[Information supplied]:
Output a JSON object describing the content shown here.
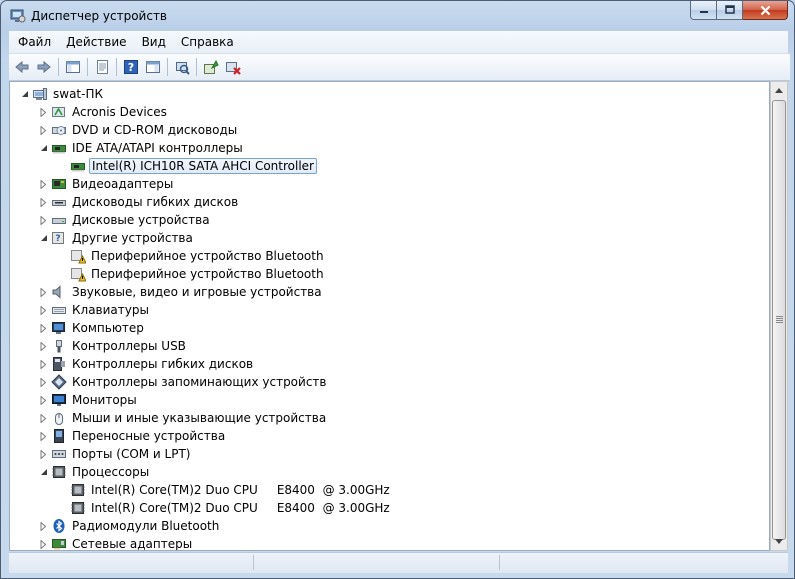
{
  "window": {
    "title": "Диспетчер устройств",
    "icon": "device-manager-icon"
  },
  "menu": [
    {
      "label": "Файл",
      "name": "menu-file"
    },
    {
      "label": "Действие",
      "name": "menu-action"
    },
    {
      "label": "Вид",
      "name": "menu-view"
    },
    {
      "label": "Справка",
      "name": "menu-help"
    }
  ],
  "toolbar": [
    {
      "name": "back-button",
      "icon": "arrow-left-icon"
    },
    {
      "name": "forward-button",
      "icon": "arrow-right-icon"
    },
    {
      "sep": true
    },
    {
      "name": "show-hide-console-tree-button",
      "icon": "console-tree-icon"
    },
    {
      "sep": true
    },
    {
      "name": "properties-button",
      "icon": "properties-icon"
    },
    {
      "sep": true
    },
    {
      "name": "help-button",
      "icon": "help-icon"
    },
    {
      "name": "show-hide-action-pane-button",
      "icon": "action-pane-icon"
    },
    {
      "sep": true
    },
    {
      "name": "scan-hardware-changes-button",
      "icon": "scan-hardware-icon"
    },
    {
      "sep": true
    },
    {
      "name": "update-driver-button",
      "icon": "update-driver-icon"
    },
    {
      "name": "uninstall-button",
      "icon": "uninstall-icon"
    }
  ],
  "tree": [
    {
      "label": "swat-ПК",
      "level": 0,
      "expander": "expanded",
      "icon": "computer-icon"
    },
    {
      "label": "Acronis Devices",
      "level": 1,
      "expander": "collapsed",
      "icon": "acronis-icon"
    },
    {
      "label": "DVD и CD-ROM дисководы",
      "level": 1,
      "expander": "collapsed",
      "icon": "dvd-drive-icon"
    },
    {
      "label": "IDE ATA/ATAPI контроллеры",
      "level": 1,
      "expander": "expanded",
      "icon": "ide-controller-icon"
    },
    {
      "label": "Intel(R) ICH10R SATA AHCI Controller",
      "level": 2,
      "expander": "none",
      "icon": "ide-controller-icon",
      "selected": true
    },
    {
      "label": "Видеоадаптеры",
      "level": 1,
      "expander": "collapsed",
      "icon": "display-adapter-icon"
    },
    {
      "label": "Дисководы гибких дисков",
      "level": 1,
      "expander": "collapsed",
      "icon": "floppy-drive-icon"
    },
    {
      "label": "Дисковые устройства",
      "level": 1,
      "expander": "collapsed",
      "icon": "disk-drive-icon"
    },
    {
      "label": "Другие устройства",
      "level": 1,
      "expander": "expanded",
      "icon": "unknown-device-icon"
    },
    {
      "label": "Периферийное устройство Bluetooth",
      "level": 2,
      "expander": "none",
      "icon": "warning-device-icon"
    },
    {
      "label": "Периферийное устройство Bluetooth",
      "level": 2,
      "expander": "none",
      "icon": "warning-device-icon"
    },
    {
      "label": "Звуковые, видео и игровые устройства",
      "level": 1,
      "expander": "collapsed",
      "icon": "speaker-icon"
    },
    {
      "label": "Клавиатуры",
      "level": 1,
      "expander": "collapsed",
      "icon": "keyboard-icon"
    },
    {
      "label": "Компьютер",
      "level": 1,
      "expander": "collapsed",
      "icon": "monitor-computer-icon"
    },
    {
      "label": "Контроллеры USB",
      "level": 1,
      "expander": "collapsed",
      "icon": "usb-icon"
    },
    {
      "label": "Контроллеры гибких дисков",
      "level": 1,
      "expander": "collapsed",
      "icon": "floppy-controller-icon"
    },
    {
      "label": "Контроллеры запоминающих устройств",
      "level": 1,
      "expander": "collapsed",
      "icon": "storage-controller-icon"
    },
    {
      "label": "Мониторы",
      "level": 1,
      "expander": "collapsed",
      "icon": "monitor-icon"
    },
    {
      "label": "Мыши и иные указывающие устройства",
      "level": 1,
      "expander": "collapsed",
      "icon": "mouse-icon"
    },
    {
      "label": "Переносные устройства",
      "level": 1,
      "expander": "collapsed",
      "icon": "portable-device-icon"
    },
    {
      "label": "Порты (COM и LPT)",
      "level": 1,
      "expander": "collapsed",
      "icon": "port-icon"
    },
    {
      "label": "Процессоры",
      "level": 1,
      "expander": "expanded",
      "icon": "processor-icon"
    },
    {
      "label": "Intel(R) Core(TM)2 Duo CPU     E8400  @ 3.00GHz",
      "level": 2,
      "expander": "none",
      "icon": "processor-icon"
    },
    {
      "label": "Intel(R) Core(TM)2 Duo CPU     E8400  @ 3.00GHz",
      "level": 2,
      "expander": "none",
      "icon": "processor-icon"
    },
    {
      "label": "Радиомодули Bluetooth",
      "level": 1,
      "expander": "collapsed",
      "icon": "bluetooth-icon"
    },
    {
      "label": "Сетевые адаптеры",
      "level": 1,
      "expander": "collapsed",
      "icon": "network-adapter-icon"
    }
  ]
}
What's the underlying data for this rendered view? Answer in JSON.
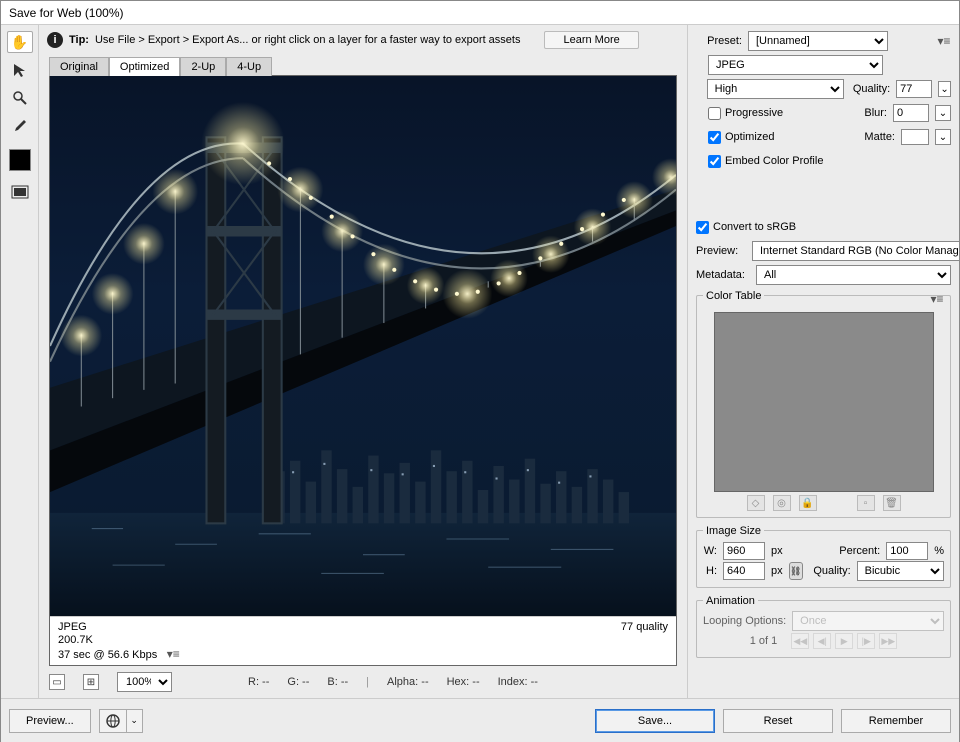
{
  "window": {
    "title": "Save for Web (100%)"
  },
  "tip": {
    "prefix": "Tip:",
    "text": "Use File > Export > Export As...   or right click on a layer for a faster way to export assets",
    "learn_more": "Learn More"
  },
  "tabs": {
    "original": "Original",
    "optimized": "Optimized",
    "two_up": "2-Up",
    "four_up": "4-Up"
  },
  "image_info": {
    "format": "JPEG",
    "size": "200.7K",
    "speed": "37 sec @ 56.6 Kbps",
    "quality": "77 quality"
  },
  "bottom": {
    "zoom": "100%",
    "r": "R: --",
    "g": "G: --",
    "b": "B: --",
    "alpha": "Alpha: --",
    "hex": "Hex: --",
    "index": "Index: --"
  },
  "preset": {
    "label": "Preset:",
    "value": "[Unnamed]",
    "format": "JPEG",
    "quality_preset": "High",
    "quality_label": "Quality:",
    "quality_value": "77",
    "blur_label": "Blur:",
    "blur_value": "0",
    "matte_label": "Matte:",
    "progressive": "Progressive",
    "optimized": "Optimized",
    "embed_profile": "Embed Color Profile"
  },
  "convert": {
    "srgb": "Convert to sRGB",
    "preview_label": "Preview:",
    "preview_value": "Internet Standard RGB (No Color Manag...",
    "metadata_label": "Metadata:",
    "metadata_value": "All"
  },
  "color_table": {
    "title": "Color Table"
  },
  "image_size": {
    "title": "Image Size",
    "w_label": "W:",
    "w_value": "960",
    "px": "px",
    "h_label": "H:",
    "h_value": "640",
    "percent_label": "Percent:",
    "percent_value": "100",
    "percent_suffix": "%",
    "quality_label": "Quality:",
    "quality_value": "Bicubic"
  },
  "animation": {
    "title": "Animation",
    "loop_label": "Looping Options:",
    "loop_value": "Once",
    "frame": "1 of 1"
  },
  "footer": {
    "preview": "Preview...",
    "save": "Save...",
    "reset": "Reset",
    "remember": "Remember"
  }
}
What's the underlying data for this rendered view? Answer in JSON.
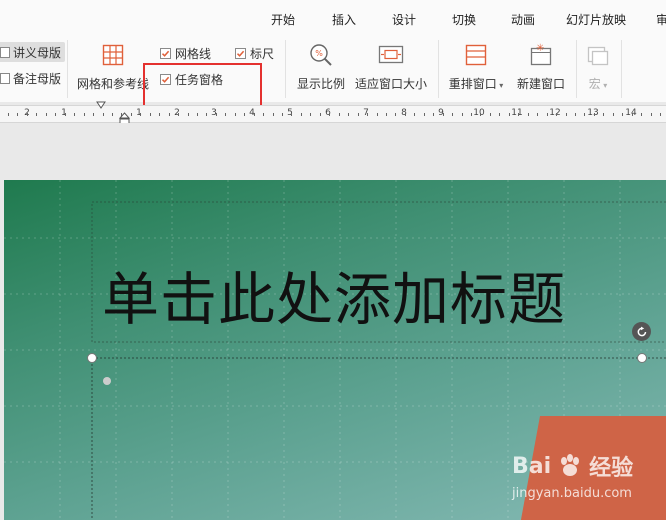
{
  "menu": {
    "tabs": [
      "开始",
      "插入",
      "设计",
      "切换",
      "动画",
      "幻灯片放映",
      "审"
    ]
  },
  "ribbon": {
    "handout_master": "讲义母版",
    "notes_master": "备注母版",
    "grid_guides": "网格和参考线",
    "gridlines": {
      "label": "网格线",
      "checked": true
    },
    "ruler": {
      "label": "标尺",
      "checked": true
    },
    "task_pane": {
      "label": "任务窗格",
      "checked": true
    },
    "show_ratio": "显示比例",
    "fit_window": "适应窗口大小",
    "arrange_window": "重排窗口",
    "new_window": "新建窗口",
    "macro": "宏"
  },
  "ruler": {
    "labels": [
      "2",
      "1",
      "1",
      "2",
      "1",
      "2",
      "3",
      "4",
      "5",
      "6",
      "7",
      "8",
      "9",
      "10",
      "11",
      "12",
      "13",
      "14"
    ]
  },
  "slide": {
    "title_placeholder": "单击此处添加标题"
  },
  "watermark": {
    "brand": "Bai",
    "brand_suffix": "经验",
    "url": "jingyan.baidu.com"
  }
}
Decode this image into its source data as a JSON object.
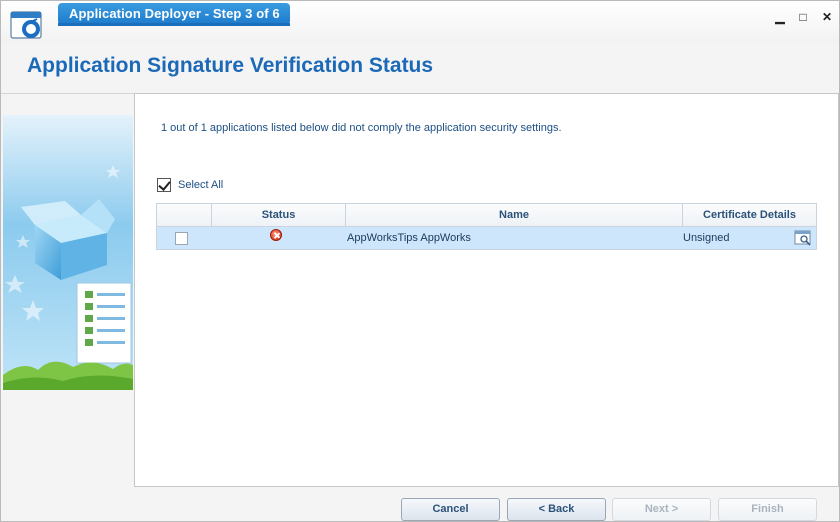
{
  "window": {
    "title": "Application Deployer - Step 3 of 6",
    "minimize_label": "▁",
    "maximize_label": "□",
    "close_label": "✕"
  },
  "header": {
    "title": "Application Signature Verification Status"
  },
  "content": {
    "message": "1 out of 1 applications listed below did not comply the application security settings.",
    "select_all_label": "Select All",
    "select_all_checked": true
  },
  "table": {
    "columns": [
      "",
      "Status",
      "Name",
      "Certificate Details"
    ],
    "rows": [
      {
        "checked": false,
        "status_icon": "error-icon",
        "name": "AppWorksTips AppWorks",
        "certificate": "Unsigned",
        "details_icon": "view-details-icon"
      }
    ]
  },
  "footer": {
    "cancel_label": "Cancel",
    "back_label": "< Back",
    "next_label": "Next >",
    "finish_label": "Finish"
  },
  "colors": {
    "accent": "#1c69b8",
    "row_selected": "#cde6fb",
    "error": "#d22a10"
  }
}
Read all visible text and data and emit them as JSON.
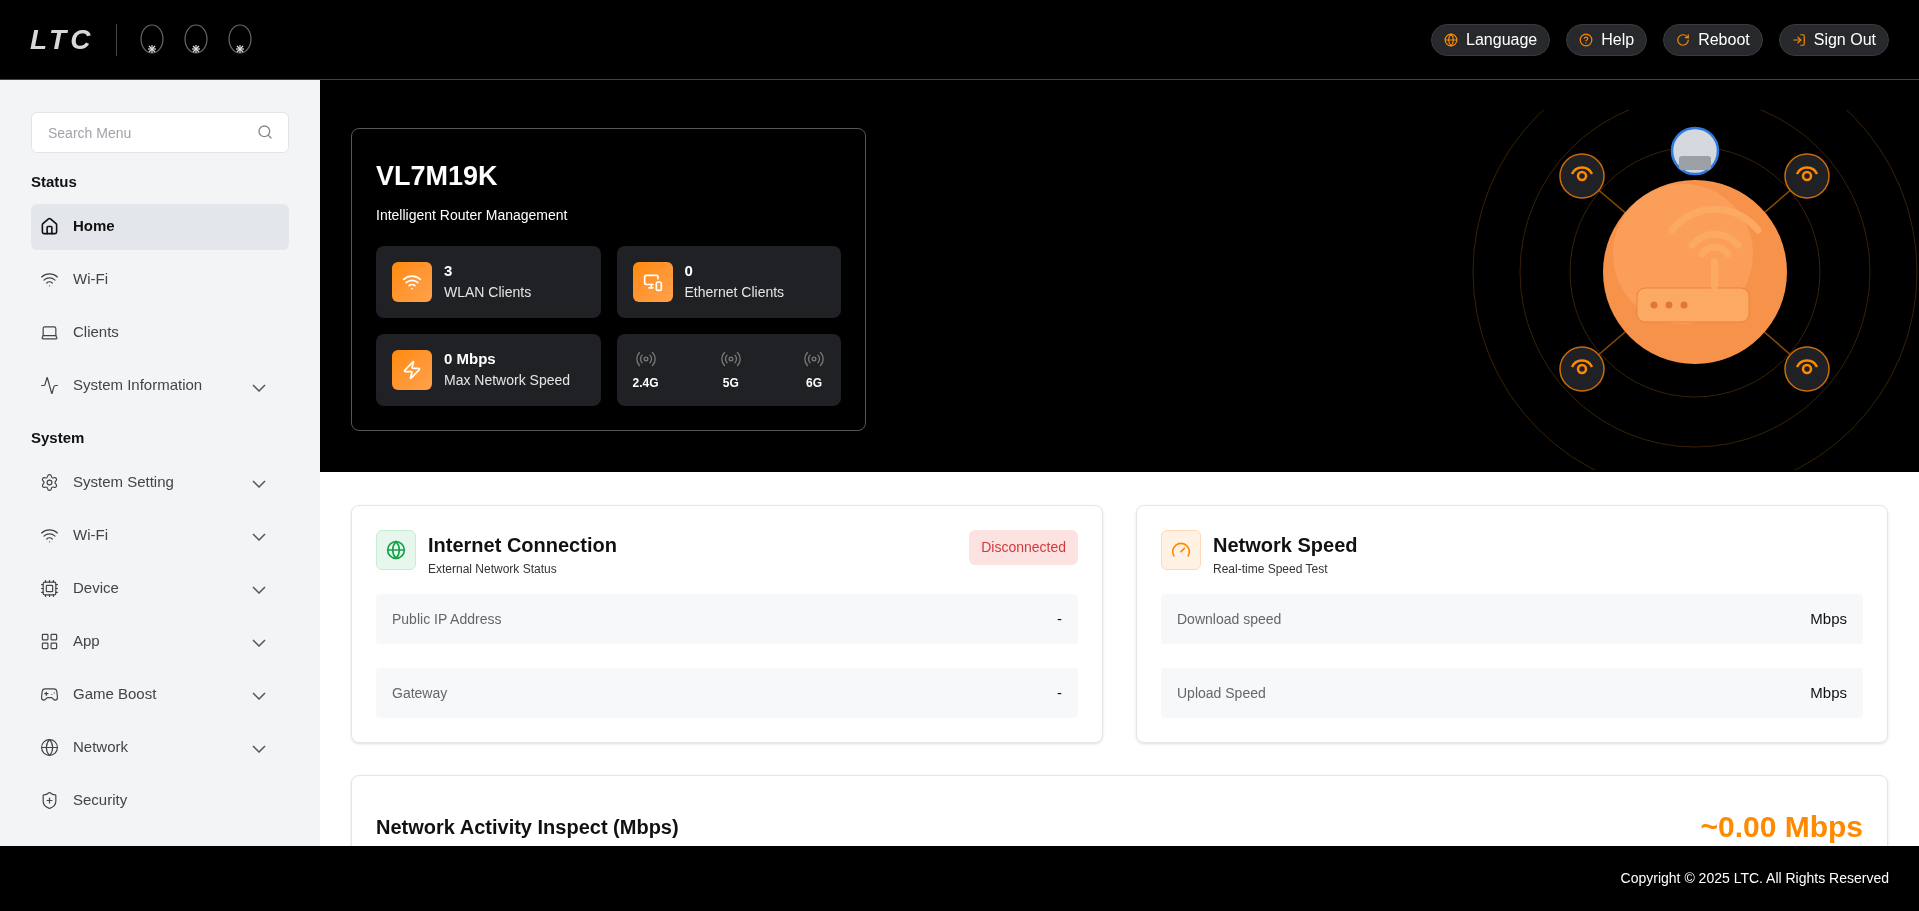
{
  "header": {
    "logo": "LTC",
    "actions": [
      {
        "label": "Language"
      },
      {
        "label": "Help"
      },
      {
        "label": "Reboot"
      },
      {
        "label": "Sign Out"
      }
    ]
  },
  "sidebar": {
    "search": {
      "placeholder": "Search Menu"
    },
    "sections": [
      {
        "title": "Status",
        "items": [
          {
            "label": "Home",
            "selected": true,
            "expandable": false
          },
          {
            "label": "Wi-Fi",
            "selected": false,
            "expandable": false
          },
          {
            "label": "Clients",
            "selected": false,
            "expandable": false
          },
          {
            "label": "System Information",
            "selected": false,
            "expandable": true
          }
        ]
      },
      {
        "title": "System",
        "items": [
          {
            "label": "System Setting",
            "selected": false,
            "expandable": true
          },
          {
            "label": "Wi-Fi",
            "selected": false,
            "expandable": true
          },
          {
            "label": "Device",
            "selected": false,
            "expandable": true
          },
          {
            "label": "App",
            "selected": false,
            "expandable": true
          },
          {
            "label": "Game Boost",
            "selected": false,
            "expandable": true
          },
          {
            "label": "Network",
            "selected": false,
            "expandable": true
          },
          {
            "label": "Security",
            "selected": false,
            "expandable": false
          }
        ]
      }
    ]
  },
  "hero": {
    "title": "VL7M19K",
    "subtitle": "Intelligent Router Management",
    "stats": [
      {
        "value": "3",
        "label": "WLAN Clients"
      },
      {
        "value": "0",
        "label": "Ethernet Clients"
      },
      {
        "value": "0 Mbps",
        "label": "Max Network Speed"
      }
    ],
    "bands": [
      "2.4G",
      "5G",
      "6G"
    ]
  },
  "internet": {
    "title": "Internet Connection",
    "subtitle": "External Network Status",
    "status": "Disconnected",
    "rows": [
      {
        "label": "Public IP Address",
        "value": "-"
      },
      {
        "label": "Gateway",
        "value": "-"
      }
    ]
  },
  "speed": {
    "title": "Network Speed",
    "subtitle": "Real-time Speed Test",
    "rows": [
      {
        "label": "Download speed",
        "value": "Mbps"
      },
      {
        "label": "Upload Speed",
        "value": "Mbps"
      }
    ]
  },
  "activity": {
    "title": "Network Activity Inspect (Mbps)",
    "value": "~0.00 Mbps"
  },
  "footer": {
    "copyright": "Copyright © 2025 LTC. All Rights Reserved"
  }
}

[Exercise brief]: Every line in the data that holds "arrow" should be copied out.

[The solution]:
      "icon": "arrow-left-icon"
      "icon": "arrow-right-icon"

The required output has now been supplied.